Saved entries
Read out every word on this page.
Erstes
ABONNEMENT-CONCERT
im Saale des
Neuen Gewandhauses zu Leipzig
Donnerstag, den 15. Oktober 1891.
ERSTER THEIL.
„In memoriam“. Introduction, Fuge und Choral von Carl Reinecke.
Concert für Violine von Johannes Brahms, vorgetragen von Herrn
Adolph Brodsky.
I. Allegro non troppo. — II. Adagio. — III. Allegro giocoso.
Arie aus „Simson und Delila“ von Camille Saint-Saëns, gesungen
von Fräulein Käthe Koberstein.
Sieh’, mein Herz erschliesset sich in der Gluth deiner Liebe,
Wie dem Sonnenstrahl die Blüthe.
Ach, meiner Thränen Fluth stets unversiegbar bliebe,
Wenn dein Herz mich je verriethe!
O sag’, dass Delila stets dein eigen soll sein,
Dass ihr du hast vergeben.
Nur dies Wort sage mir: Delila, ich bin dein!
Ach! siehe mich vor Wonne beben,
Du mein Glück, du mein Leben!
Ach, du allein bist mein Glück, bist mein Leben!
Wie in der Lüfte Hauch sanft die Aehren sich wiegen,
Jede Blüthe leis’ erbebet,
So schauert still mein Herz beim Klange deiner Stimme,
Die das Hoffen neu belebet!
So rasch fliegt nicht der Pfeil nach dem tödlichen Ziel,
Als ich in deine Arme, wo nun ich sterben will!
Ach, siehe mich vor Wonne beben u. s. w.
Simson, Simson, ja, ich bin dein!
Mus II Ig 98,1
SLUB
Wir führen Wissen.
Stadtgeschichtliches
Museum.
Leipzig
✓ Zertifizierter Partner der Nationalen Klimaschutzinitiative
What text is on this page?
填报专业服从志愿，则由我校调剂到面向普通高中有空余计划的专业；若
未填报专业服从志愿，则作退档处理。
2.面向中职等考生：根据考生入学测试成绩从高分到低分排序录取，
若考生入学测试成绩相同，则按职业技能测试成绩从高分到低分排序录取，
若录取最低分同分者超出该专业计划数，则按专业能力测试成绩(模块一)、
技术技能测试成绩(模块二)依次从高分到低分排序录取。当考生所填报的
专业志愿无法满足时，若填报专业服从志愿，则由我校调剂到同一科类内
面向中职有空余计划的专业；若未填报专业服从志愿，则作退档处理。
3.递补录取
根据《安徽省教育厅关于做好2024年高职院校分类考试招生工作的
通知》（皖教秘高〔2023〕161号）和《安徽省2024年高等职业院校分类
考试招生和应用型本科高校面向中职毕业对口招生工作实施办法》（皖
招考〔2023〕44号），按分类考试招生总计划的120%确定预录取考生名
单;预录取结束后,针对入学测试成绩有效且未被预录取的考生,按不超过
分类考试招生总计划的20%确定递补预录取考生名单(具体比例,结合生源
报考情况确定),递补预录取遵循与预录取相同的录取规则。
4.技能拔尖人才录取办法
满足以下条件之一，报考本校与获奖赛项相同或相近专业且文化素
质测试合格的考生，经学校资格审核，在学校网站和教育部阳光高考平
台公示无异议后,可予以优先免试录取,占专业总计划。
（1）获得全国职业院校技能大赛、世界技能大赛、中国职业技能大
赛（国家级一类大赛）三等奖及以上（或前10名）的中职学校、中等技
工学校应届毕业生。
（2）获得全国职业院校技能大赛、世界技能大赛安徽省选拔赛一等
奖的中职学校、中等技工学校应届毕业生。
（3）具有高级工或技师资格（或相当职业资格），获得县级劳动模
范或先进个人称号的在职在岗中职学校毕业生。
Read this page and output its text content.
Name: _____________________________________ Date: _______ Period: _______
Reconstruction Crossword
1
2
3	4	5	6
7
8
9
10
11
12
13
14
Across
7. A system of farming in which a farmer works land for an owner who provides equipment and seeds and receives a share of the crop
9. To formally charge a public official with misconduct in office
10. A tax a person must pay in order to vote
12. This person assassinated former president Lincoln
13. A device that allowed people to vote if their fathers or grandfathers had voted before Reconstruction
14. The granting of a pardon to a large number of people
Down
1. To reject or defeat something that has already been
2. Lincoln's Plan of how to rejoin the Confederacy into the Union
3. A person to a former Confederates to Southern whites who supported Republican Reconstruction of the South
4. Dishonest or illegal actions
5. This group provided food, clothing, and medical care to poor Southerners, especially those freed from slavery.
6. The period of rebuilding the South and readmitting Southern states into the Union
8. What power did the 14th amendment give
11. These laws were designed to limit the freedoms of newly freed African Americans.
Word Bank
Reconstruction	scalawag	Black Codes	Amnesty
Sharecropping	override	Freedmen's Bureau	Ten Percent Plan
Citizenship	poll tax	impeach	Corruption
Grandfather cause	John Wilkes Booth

**PROBLEM:**
Print nothing but the lines from the line with "Read this page and output its text content." to the last line of the records above. Both of those lines count.

**PROBLEM SOLUTION:**
Read this page and output its text content.
Name: _____________________________________ Date: _______ Period: _______
Reconstruction Crossword
1
2
3	4	5	6
7
8
9
10
11
12
13
14
Across
7. A system of farming in which a farmer works land for an owner who provides equipment and seeds and receives a share of the crop
9. To formally charge a public official with misconduct in office
10. A tax a person must pay in order to vote
12. This person assassinated former president Lincoln
13. A device that allowed people to vote if their fathers or grandfathers had voted before Reconstruction
14. The granting of a pardon to a large number of people
Down
1. To reject or defeat something that has already been
2. Lincoln's Plan of how to rejoin the Confederacy into the Union
3. A person to a former Confederates to Southern whites who supported Republican Reconstruction of the South
4. Dishonest or illegal actions
5. This group provided food, clothing, and medical care to poor Southerners, especially those freed from slavery.
6. The period of rebuilding the South and readmitting Southern states into the Union
8. What power did the 14th amendment give
11. These laws were designed to limit the freedoms of newly freed African Americans.
Word Bank
Reconstruction	scalawag	Black Codes	Amnesty
Sharecropping	override	Freedmen's Bureau	Ten Percent Plan
Citizenship	poll tax	impeach	Corruption
Grandfather cause	John Wilkes Booth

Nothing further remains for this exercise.